Goal:
From the entries below, gather each line containing the word "panel".

_ _ _ _ _ _ _

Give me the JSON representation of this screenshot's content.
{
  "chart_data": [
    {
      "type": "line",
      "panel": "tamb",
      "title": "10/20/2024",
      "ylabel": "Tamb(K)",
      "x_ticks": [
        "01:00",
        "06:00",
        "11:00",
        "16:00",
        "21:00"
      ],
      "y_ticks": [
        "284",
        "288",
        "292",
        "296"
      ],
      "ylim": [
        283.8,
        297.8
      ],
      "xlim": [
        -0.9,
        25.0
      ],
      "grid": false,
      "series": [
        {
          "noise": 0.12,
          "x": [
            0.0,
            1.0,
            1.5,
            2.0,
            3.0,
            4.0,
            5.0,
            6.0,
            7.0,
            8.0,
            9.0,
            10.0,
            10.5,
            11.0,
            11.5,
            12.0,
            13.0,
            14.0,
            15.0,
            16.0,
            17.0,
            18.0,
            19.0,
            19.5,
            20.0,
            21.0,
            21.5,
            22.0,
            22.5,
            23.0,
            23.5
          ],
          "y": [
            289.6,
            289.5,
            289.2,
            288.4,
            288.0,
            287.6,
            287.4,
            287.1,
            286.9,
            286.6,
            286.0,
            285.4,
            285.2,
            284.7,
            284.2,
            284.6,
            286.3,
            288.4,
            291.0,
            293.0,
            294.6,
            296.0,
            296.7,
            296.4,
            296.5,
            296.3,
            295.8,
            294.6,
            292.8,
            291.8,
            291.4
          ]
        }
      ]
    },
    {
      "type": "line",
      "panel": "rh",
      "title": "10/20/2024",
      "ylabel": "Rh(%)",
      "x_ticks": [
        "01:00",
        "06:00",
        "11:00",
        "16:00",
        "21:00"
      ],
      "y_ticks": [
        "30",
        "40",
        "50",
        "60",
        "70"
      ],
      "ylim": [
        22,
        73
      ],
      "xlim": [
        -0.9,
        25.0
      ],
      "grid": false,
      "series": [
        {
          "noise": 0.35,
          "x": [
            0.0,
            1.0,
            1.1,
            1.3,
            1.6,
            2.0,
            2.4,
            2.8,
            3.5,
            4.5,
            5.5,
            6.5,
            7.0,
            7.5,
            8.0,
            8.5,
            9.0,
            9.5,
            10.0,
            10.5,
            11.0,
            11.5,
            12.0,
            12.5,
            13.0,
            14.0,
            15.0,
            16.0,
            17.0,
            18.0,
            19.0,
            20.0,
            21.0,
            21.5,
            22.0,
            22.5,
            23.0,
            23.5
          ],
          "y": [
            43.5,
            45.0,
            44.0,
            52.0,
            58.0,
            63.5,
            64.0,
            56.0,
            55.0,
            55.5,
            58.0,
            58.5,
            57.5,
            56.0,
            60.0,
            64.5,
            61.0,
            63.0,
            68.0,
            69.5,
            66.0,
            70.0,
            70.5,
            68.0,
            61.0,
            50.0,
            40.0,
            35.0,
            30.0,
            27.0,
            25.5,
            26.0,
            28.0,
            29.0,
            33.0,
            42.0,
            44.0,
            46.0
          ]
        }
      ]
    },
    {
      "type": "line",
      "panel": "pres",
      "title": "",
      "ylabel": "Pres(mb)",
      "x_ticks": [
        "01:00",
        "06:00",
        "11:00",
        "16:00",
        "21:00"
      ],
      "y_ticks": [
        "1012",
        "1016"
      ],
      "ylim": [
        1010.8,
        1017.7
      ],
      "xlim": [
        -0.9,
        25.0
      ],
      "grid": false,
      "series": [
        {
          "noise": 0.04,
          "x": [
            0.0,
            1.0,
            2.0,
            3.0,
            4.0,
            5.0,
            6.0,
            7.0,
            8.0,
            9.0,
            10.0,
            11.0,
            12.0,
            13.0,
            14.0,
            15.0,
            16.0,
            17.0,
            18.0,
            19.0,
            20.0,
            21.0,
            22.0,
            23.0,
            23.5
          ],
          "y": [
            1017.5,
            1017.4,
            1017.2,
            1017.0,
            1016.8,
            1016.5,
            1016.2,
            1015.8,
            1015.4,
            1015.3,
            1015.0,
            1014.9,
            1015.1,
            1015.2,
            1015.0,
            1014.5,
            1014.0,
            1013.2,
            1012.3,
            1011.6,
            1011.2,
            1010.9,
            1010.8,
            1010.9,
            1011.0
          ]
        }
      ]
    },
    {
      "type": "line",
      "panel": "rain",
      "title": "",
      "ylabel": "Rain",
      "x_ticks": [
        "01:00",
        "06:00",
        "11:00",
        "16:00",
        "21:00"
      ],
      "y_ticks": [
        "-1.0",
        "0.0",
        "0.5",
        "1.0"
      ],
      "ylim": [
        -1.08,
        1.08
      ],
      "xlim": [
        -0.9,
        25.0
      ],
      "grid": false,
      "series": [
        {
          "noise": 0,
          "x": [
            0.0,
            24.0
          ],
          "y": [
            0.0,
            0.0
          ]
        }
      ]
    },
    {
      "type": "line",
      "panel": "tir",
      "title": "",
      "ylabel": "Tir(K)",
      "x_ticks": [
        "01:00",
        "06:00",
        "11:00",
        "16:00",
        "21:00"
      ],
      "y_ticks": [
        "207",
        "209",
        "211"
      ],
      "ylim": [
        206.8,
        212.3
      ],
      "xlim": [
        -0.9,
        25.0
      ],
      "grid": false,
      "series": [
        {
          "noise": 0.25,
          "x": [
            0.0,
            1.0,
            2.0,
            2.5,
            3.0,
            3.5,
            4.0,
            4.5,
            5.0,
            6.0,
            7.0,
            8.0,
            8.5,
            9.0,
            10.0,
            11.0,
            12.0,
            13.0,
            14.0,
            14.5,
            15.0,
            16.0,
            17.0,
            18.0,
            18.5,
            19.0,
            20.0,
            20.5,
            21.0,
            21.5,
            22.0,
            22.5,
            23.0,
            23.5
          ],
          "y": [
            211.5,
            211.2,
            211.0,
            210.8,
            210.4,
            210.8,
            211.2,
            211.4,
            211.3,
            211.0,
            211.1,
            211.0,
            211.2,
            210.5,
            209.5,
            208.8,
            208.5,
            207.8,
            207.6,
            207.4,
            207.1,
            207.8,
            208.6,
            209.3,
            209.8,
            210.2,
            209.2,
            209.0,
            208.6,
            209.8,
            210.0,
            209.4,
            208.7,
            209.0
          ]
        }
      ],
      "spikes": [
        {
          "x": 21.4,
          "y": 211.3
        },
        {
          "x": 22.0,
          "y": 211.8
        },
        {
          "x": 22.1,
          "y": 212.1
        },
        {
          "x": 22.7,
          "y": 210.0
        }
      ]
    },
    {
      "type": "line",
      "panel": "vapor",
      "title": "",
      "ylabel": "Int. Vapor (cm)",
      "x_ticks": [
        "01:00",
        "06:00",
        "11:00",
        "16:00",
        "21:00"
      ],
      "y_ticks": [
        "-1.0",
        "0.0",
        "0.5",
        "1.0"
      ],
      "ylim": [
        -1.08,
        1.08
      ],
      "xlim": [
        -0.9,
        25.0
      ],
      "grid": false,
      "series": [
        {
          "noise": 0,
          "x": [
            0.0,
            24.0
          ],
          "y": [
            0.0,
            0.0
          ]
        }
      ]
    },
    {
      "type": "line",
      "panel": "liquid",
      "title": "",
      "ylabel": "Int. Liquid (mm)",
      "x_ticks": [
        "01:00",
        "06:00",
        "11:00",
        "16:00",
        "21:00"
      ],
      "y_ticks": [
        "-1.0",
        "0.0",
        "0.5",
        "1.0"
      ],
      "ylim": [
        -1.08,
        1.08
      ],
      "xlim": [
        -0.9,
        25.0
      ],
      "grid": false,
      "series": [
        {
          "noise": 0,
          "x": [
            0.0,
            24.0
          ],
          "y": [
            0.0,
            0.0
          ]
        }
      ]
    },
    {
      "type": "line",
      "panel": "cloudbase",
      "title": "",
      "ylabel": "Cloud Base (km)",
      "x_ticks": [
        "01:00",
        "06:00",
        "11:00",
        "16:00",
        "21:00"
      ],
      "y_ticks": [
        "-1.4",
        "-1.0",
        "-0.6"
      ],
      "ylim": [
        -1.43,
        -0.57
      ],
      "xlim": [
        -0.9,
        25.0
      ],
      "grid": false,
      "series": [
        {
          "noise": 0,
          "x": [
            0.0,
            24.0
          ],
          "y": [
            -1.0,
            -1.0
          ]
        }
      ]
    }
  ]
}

_ _ _ _ _ _ _

Output for this exercise:
      "panel": "tamb",
      "panel": "rh",
      "panel": "pres",
      "panel": "rain",
      "panel": "tir",
      "panel": "vapor",
      "panel": "liquid",
      "panel": "cloudbase",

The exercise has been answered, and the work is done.